Your objective
Pull out every line of the listing below where "детей" appears.

Saved entries:

^^^^^^^^^^^^^^^^

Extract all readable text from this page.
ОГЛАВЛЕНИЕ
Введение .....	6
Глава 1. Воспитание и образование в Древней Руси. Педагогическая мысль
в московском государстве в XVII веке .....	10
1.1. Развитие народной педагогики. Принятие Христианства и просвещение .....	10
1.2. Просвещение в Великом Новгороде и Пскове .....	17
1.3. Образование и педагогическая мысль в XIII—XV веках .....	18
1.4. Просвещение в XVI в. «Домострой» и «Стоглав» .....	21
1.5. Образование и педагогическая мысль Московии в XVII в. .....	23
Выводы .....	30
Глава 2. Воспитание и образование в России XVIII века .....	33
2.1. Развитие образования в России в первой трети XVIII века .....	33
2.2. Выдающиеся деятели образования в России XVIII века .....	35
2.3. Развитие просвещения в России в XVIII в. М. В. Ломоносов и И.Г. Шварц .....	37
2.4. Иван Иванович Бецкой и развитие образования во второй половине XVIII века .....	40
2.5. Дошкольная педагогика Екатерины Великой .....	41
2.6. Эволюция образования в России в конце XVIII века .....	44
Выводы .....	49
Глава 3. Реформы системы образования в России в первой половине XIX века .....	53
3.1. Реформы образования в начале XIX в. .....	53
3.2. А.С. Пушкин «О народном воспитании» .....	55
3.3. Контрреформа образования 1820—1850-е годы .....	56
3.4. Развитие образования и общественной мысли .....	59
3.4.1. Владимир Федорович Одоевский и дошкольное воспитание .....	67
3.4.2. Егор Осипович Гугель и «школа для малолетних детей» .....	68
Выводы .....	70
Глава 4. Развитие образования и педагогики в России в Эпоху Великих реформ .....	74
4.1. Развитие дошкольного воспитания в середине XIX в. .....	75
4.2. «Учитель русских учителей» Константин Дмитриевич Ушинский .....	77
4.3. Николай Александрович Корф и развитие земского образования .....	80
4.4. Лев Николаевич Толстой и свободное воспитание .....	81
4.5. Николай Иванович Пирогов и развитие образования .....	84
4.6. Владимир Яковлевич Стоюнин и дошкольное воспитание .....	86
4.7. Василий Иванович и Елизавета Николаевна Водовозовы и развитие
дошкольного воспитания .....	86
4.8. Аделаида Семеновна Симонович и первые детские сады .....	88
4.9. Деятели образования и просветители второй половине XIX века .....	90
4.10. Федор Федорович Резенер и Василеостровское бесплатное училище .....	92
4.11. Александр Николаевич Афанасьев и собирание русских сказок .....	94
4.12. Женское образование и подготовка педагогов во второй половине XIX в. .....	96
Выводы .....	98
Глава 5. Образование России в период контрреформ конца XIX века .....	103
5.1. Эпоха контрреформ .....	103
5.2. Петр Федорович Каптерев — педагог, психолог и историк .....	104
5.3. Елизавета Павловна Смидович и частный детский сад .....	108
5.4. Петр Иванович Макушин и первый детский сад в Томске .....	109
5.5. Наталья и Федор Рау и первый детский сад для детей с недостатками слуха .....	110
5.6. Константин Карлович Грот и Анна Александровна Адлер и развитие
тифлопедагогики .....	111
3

^^^^^^^^^^^^^^^^

Task answer
3.4.2. Егор Осипович Гугель и «школа для малолетних детей» .....	68
5.5. Наталья и Федор Рау и первый детский сад для детей с недостатками слуха .....	110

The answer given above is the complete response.